● PROBLEM TO WORK ON:
Copy each line below that includes "Properties".

● RECORDS FOR THE TASK:
□ □ □ □ □ □ □
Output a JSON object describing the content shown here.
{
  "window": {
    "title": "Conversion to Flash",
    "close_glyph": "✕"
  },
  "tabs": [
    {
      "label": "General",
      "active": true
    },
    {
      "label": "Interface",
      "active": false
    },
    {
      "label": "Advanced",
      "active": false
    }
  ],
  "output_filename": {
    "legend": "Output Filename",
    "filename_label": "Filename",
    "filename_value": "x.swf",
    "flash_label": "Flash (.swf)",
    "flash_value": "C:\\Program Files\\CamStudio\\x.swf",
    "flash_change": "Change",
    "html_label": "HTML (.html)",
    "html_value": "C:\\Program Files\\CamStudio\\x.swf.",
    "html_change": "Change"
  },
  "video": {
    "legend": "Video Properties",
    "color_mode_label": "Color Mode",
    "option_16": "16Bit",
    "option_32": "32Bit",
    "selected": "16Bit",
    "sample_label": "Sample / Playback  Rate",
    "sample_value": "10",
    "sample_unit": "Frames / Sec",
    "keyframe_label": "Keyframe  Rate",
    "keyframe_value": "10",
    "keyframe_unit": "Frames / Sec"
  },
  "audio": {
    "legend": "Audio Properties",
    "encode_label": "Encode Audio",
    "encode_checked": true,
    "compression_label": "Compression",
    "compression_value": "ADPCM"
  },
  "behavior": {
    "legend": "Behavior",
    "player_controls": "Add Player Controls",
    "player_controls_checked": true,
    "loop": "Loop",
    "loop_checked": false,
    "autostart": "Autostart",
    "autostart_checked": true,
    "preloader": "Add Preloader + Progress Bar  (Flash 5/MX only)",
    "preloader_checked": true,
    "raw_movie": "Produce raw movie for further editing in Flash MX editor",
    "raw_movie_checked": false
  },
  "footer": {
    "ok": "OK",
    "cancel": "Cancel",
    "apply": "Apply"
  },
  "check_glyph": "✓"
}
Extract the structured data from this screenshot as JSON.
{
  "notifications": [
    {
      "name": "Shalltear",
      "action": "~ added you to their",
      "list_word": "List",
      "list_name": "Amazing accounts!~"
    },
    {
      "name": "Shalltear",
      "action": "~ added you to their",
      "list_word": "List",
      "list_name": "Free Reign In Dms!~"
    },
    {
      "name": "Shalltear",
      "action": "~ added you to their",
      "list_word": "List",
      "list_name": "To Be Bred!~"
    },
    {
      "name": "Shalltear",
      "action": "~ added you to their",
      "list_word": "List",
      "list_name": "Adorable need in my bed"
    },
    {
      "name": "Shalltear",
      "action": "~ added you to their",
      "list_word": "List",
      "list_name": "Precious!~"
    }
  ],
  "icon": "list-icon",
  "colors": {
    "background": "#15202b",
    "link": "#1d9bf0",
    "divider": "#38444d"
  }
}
□ □ □ □ □ □ □
● CORRECT RESPONSE:
    "legend": "Video Properties",
    "legend": "Audio Properties",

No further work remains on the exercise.